> GIVEN TASK
Could you reproduce every one of the lines below, character for character, without altering anything?

> Annotated element entries
....................
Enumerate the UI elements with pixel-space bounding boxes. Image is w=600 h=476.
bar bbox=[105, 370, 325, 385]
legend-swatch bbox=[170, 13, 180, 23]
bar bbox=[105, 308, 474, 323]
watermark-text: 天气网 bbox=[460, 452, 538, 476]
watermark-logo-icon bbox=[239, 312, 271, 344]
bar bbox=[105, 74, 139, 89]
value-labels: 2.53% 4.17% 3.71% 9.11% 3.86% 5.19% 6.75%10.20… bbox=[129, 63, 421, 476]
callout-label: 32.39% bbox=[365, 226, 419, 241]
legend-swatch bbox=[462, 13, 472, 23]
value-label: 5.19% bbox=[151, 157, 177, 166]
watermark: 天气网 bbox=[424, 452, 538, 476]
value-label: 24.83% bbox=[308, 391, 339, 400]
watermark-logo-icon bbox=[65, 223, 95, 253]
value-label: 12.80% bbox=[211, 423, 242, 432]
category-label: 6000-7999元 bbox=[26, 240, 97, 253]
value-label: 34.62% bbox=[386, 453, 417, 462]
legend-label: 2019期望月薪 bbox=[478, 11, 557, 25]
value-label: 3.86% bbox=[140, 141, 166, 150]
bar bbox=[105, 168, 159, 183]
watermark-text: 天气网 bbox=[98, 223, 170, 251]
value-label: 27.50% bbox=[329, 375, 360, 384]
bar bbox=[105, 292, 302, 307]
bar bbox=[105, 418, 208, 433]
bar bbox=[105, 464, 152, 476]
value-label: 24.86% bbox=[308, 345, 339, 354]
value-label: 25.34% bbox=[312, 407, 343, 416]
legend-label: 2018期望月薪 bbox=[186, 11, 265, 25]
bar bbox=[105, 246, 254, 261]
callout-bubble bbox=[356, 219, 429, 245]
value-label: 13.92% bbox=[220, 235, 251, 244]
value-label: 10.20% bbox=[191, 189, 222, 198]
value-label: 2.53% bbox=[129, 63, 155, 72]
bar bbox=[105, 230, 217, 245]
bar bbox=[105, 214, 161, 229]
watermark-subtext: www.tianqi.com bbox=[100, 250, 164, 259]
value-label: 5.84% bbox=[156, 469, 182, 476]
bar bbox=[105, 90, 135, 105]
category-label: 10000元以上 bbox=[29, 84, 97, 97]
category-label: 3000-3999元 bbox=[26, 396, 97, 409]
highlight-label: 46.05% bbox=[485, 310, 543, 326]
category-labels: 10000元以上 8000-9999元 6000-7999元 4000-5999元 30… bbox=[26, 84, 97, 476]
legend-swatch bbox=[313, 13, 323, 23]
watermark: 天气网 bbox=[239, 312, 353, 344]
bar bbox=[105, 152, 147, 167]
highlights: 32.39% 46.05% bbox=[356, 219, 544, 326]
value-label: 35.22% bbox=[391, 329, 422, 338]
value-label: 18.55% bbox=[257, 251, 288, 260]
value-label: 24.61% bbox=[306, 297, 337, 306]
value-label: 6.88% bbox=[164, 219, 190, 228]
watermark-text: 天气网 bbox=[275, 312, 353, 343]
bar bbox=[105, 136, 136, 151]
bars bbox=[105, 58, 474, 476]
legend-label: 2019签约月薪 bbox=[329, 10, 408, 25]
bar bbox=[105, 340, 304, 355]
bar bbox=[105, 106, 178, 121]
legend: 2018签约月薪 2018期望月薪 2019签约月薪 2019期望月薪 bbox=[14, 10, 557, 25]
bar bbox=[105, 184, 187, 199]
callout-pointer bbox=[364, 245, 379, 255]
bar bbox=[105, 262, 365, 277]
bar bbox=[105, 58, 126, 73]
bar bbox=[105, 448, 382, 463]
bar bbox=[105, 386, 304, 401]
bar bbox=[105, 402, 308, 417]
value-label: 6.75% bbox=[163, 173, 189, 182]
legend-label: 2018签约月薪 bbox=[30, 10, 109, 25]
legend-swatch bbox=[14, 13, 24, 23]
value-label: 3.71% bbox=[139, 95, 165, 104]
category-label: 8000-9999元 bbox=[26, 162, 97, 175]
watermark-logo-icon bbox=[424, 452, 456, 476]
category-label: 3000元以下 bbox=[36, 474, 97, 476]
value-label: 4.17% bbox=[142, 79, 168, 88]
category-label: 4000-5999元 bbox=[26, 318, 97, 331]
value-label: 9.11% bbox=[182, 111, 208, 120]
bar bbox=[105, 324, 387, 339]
....................
> THE SOLUTION
Enumerate the UI elements with pixel-space bounding boxes. Image is w=600 h=476.
bar bbox=[105, 370, 325, 385]
legend-swatch bbox=[170, 13, 180, 23]
bar bbox=[105, 308, 474, 323]
watermark-text: 天气网 bbox=[460, 452, 538, 476]
watermark-logo-icon bbox=[239, 312, 271, 344]
bar bbox=[105, 74, 139, 89]
value-labels: 2.53% 4.17% 3.71% 9.11% 3.86% 5.19% 6.75%10.20… bbox=[129, 63, 421, 476]
callout-label: 32.39% bbox=[365, 226, 419, 241]
legend-swatch bbox=[462, 13, 472, 23]
value-label: 5.19% bbox=[151, 157, 177, 166]
watermark: 天气网 bbox=[424, 452, 538, 476]
value-label: 24.83% bbox=[308, 391, 339, 400]
watermark-logo-icon bbox=[65, 223, 95, 253]
value-label: 12.80% bbox=[211, 423, 242, 432]
category-label: 6000-7999元 bbox=[26, 240, 97, 253]
value-label: 34.62% bbox=[386, 453, 417, 462]
legend-label: 2019期望月薪 bbox=[478, 11, 557, 25]
value-label: 3.86% bbox=[140, 141, 166, 150]
bar bbox=[105, 168, 159, 183]
watermark-text: 天气网 bbox=[98, 223, 170, 251]
value-label: 27.50% bbox=[329, 375, 360, 384]
bar bbox=[105, 292, 302, 307]
bar bbox=[105, 418, 208, 433]
bar bbox=[105, 464, 152, 476]
value-label: 24.86% bbox=[308, 345, 339, 354]
value-label: 25.34% bbox=[312, 407, 343, 416]
legend-label: 2018期望月薪 bbox=[186, 11, 265, 25]
bar bbox=[105, 246, 254, 261]
callout-bubble bbox=[356, 219, 429, 245]
value-label: 13.92% bbox=[220, 235, 251, 244]
value-label: 10.20% bbox=[191, 189, 222, 198]
value-label: 2.53% bbox=[129, 63, 155, 72]
bar bbox=[105, 230, 217, 245]
bar bbox=[105, 214, 161, 229]
watermark-subtext: www.tianqi.com bbox=[100, 250, 164, 259]
value-label: 5.84% bbox=[156, 469, 182, 476]
bar bbox=[105, 90, 135, 105]
category-label: 10000元以上 bbox=[29, 84, 97, 97]
category-label: 3000-3999元 bbox=[26, 396, 97, 409]
highlight-label: 46.05% bbox=[485, 310, 543, 326]
category-labels: 10000元以上 8000-9999元 6000-7999元 4000-5999元 30… bbox=[26, 84, 97, 476]
legend-swatch bbox=[313, 13, 323, 23]
watermark: 天气网 bbox=[239, 312, 353, 344]
bar bbox=[105, 152, 147, 167]
highlights: 32.39% 46.05% bbox=[356, 219, 544, 326]
value-label: 35.22% bbox=[391, 329, 422, 338]
value-label: 18.55% bbox=[257, 251, 288, 260]
value-label: 24.61% bbox=[306, 297, 337, 306]
value-label: 6.88% bbox=[164, 219, 190, 228]
watermark-text: 天气网 bbox=[275, 312, 353, 343]
bar bbox=[105, 136, 136, 151]
bars bbox=[105, 58, 474, 476]
legend-label: 2019签约月薪 bbox=[329, 10, 408, 25]
bar bbox=[105, 340, 304, 355]
bar bbox=[105, 106, 178, 121]
legend: 2018签约月薪 2018期望月薪 2019签约月薪 2019期望月薪 bbox=[14, 10, 557, 25]
bar bbox=[105, 184, 187, 199]
callout-pointer bbox=[364, 245, 379, 255]
bar bbox=[105, 262, 365, 277]
bar bbox=[105, 58, 126, 73]
bar bbox=[105, 448, 382, 463]
bar bbox=[105, 386, 304, 401]
bar bbox=[105, 402, 308, 417]
value-label: 6.75% bbox=[163, 173, 189, 182]
legend-label: 2018签约月薪 bbox=[30, 10, 109, 25]
legend-swatch bbox=[14, 13, 24, 23]
value-label: 3.71% bbox=[139, 95, 165, 104]
category-label: 8000-9999元 bbox=[26, 162, 97, 175]
watermark-logo-icon bbox=[424, 452, 456, 476]
category-label: 3000元以下 bbox=[36, 474, 97, 476]
value-label: 4.17% bbox=[142, 79, 168, 88]
category-label: 4000-5999元 bbox=[26, 318, 97, 331]
value-label: 9.11% bbox=[182, 111, 208, 120]
bar bbox=[105, 324, 387, 339]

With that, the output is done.